___ Supplied data

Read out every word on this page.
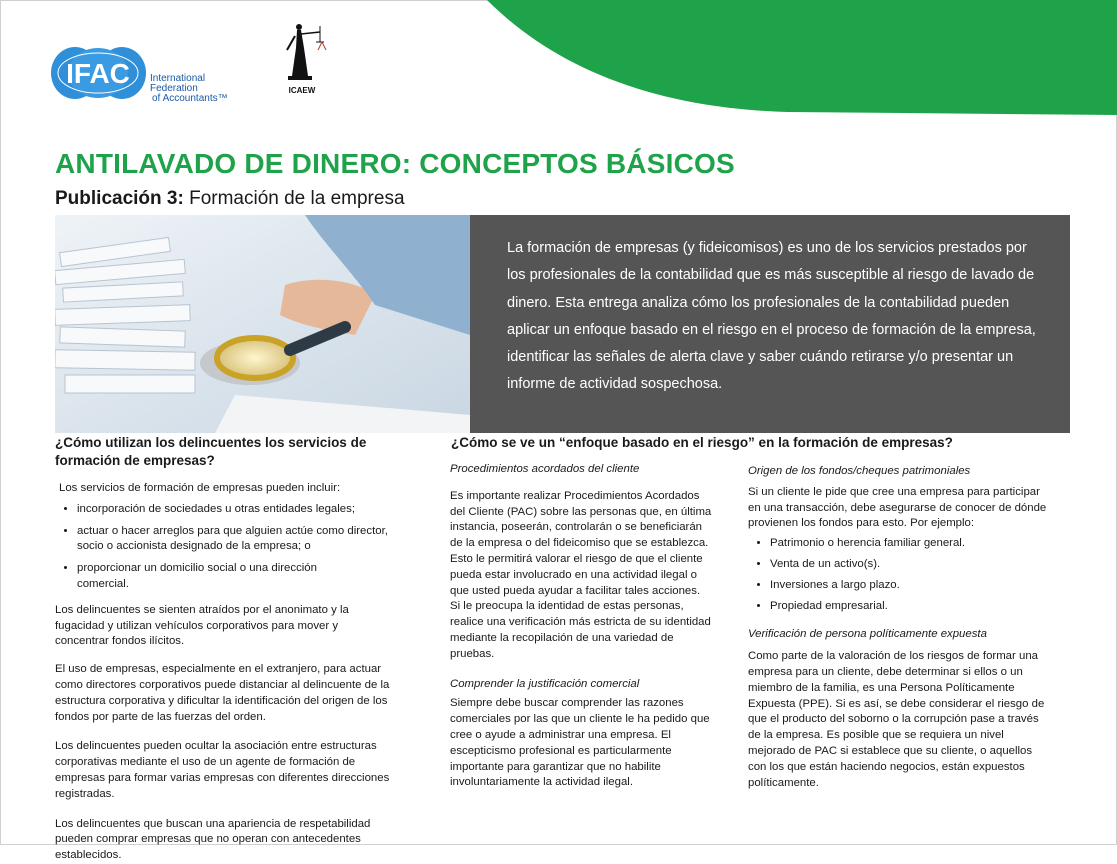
IFAC International
Federation
of Accountants™
ICAEW
ANTILAVADO DE DINERO: CONCEPTOS BÁSICOS

Publicación 3: Formación de la empresa

La formación de empresas (y fideicomisos) es uno de los servicios prestados por los profesionales de la contabilidad que es más susceptible al riesgo de lavado de dinero. Esta entrega analiza cómo los profesionales de la contabilidad pueden aplicar un enfoque basado en el riesgo en el proceso de formación de la empresa, identificar las señales de alerta clave y saber cuándo retirarse y/o presentar un informe de actividad sospechosa.

¿Cómo utilizan los delincuentes los servicios de formación de empresas?

Los servicios de formación de empresas pueden incluir:

• incorporación de sociedades u otras entidades legales;
• actuar o hacer arreglos para que alguien actúe como director, socio o accionista designado de la empresa; o
• proporcionar un domicilio social o una dirección comercial.

Los delincuentes se sienten atraídos por el anonimato y la fugacidad y utilizan vehículos corporativos para mover y concentrar fondos ilícitos.

El uso de empresas, especialmente en el extranjero, para actuar como directores corporativos puede distanciar al delincuente de la estructura corporativa y dificultar la identificación del origen de los fondos por parte de las fuerzas del orden.

Los delincuentes pueden ocultar la asociación entre estructuras corporativas mediante el uso de un agente de formación de empresas para formar varias empresas con diferentes direcciones registradas.

Los delincuentes que buscan una apariencia de respetabilidad pueden comprar empresas que no operan con antecedentes establecidos.

¿Cómo se ve un “enfoque basado en el riesgo” en la formación de empresas?

Procedimientos acordados del cliente

Es importante realizar Procedimientos Acordados del Cliente (PAC) sobre las personas que, en última instancia, poseerán, controlarán o se beneficiarán de la empresa o del fideicomiso que se establezca. Esto le permitirá valorar el riesgo de que el cliente pueda estar involucrado en una actividad ilegal o que usted pueda ayudar a facilitar tales acciones. Si le preocupa la identidad de estas personas, realice una verificación más estricta de su identidad mediante la recopilación de una variedad de pruebas.

Comprender la justificación comercial

Siempre debe buscar comprender las razones comerciales por las que un cliente le ha pedido que cree o ayude a administrar una empresa. El escepticismo profesional es particularmente importante para garantizar que no habilite involuntariamente la actividad ilegal.

Origen de los fondos/cheques patrimoniales

Si un cliente le pide que cree una empresa para participar en una transacción, debe asegurarse de conocer de dónde provienen los fondos para esto. Por ejemplo:

• Patrimonio o herencia familiar general.
• Venta de un activo(s).
• Inversiones a largo plazo.
• Propiedad empresarial.

Verificación de persona políticamente expuesta

Como parte de la valoración de los riesgos de formar una empresa para un cliente, debe determinar si ellos o un miembro de la familia, es una Persona Políticamente Expuesta (PPE). Si es así, se debe considerar el riesgo de que el producto del soborno o la corrupción pase a través de la empresa. Es posible que se requiera un nivel mejorado de PAC si establece que su cliente, o aquellos con los que están haciendo negocios, están expuestos políticamente.
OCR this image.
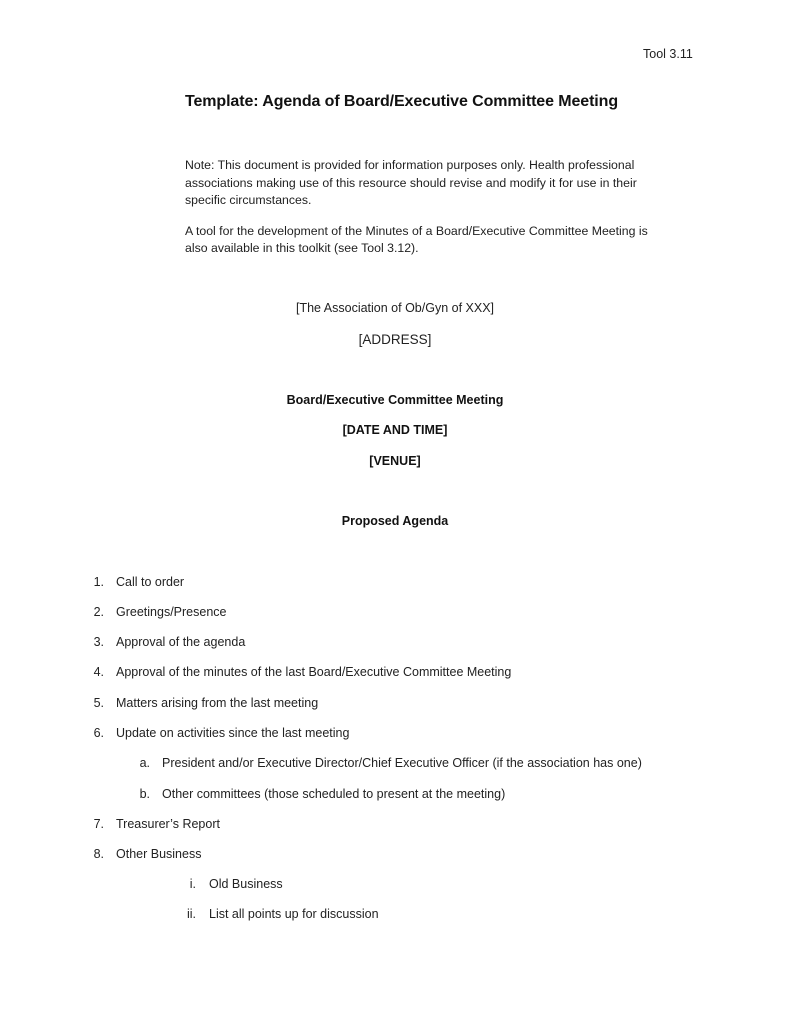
Tool 3.11
Template: Agenda of Board/Executive Committee Meeting

Note: This document is provided for information purposes only. Health professional associations making use of this resource should revise and modify it for use in their specific circumstances.

A tool for the development of the Minutes of a Board/Executive Committee Meeting is also available in this toolkit (see Tool 3.12).

[The Association of Ob/Gyn of XXX]
[ADDRESS]
Board/Executive Committee Meeting
[DATE AND TIME]
[VENUE]
Proposed Agenda
1. Call to order
2. Greetings/Presence
3. Approval of the agenda
4. Approval of the minutes of the last Board/Executive Committee Meeting
5. Matters arising from the last meeting
6. Update on activities since the last meeting
a. President and/or Executive Director/Chief Executive Officer (if the association has one)
b. Other committees (those scheduled to present at the meeting)
7. Treasurer’s Report
8. Other Business
i. Old Business
ii. List all points up for discussion
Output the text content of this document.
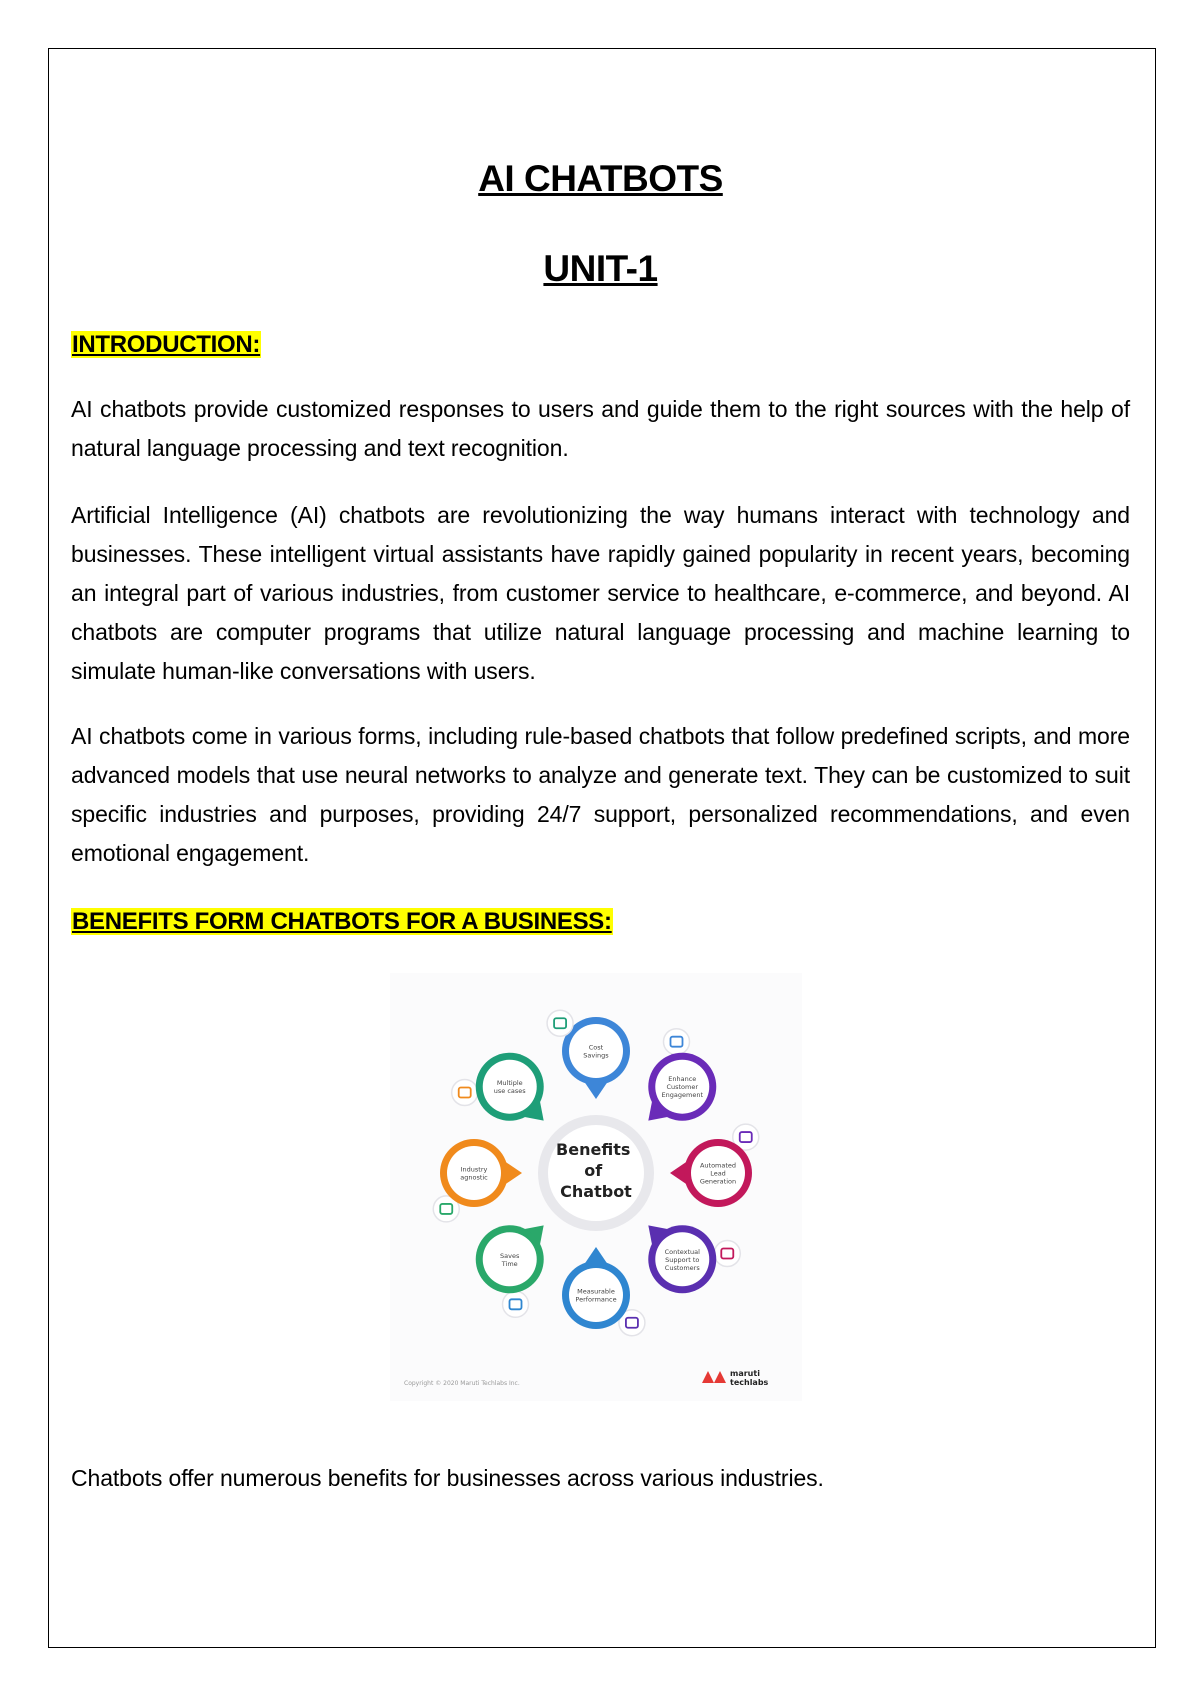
AI CHATBOTS
UNIT-1
INTRODUCTION:

AI chatbots provide customized responses to users and guide them to the right sources with the help of natural language processing and text recognition.

Artificial Intelligence (AI) chatbots are revolutionizing the way humans interact with technology and businesses. These intelligent virtual assistants have rapidly gained popularity in recent years, becoming an integral part of various industries, from customer service to healthcare, e-commerce, and beyond. AI chatbots are computer programs that utilize natural language processing and machine learning to simulate human-like conversations with users.

AI chatbots come in various forms, including rule-based chatbots that follow predefined scripts, and more advanced models that use neural networks to analyze and generate text. They can be customized to suit specific industries and purposes, providing 24/7 support, personalized recommendations, and even emotional engagement.

BENEFITS FORM CHATBOTS FOR A BUSINESS:
Benefits of Chatbot
Cost
Savings
Enhance
Customer
Engagement
Automated
Lead
Generation
Contextual
Support to
Customers
Measurable
Performance
Saves
Time
Industry
agnostic
Multiple
use cases
Copyright © 2020 Maruti Techlabs Inc.
maruti
techlabs

Chatbots offer numerous benefits for businesses across various industries.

______

= Challenge =
Select and copy every line from the records that includes the word "last".

= Response =
4. Approval of the minutes of the last Board/Executive Committee Meeting
5. Matters arising from the last meeting
6. Update on activities since the last meeting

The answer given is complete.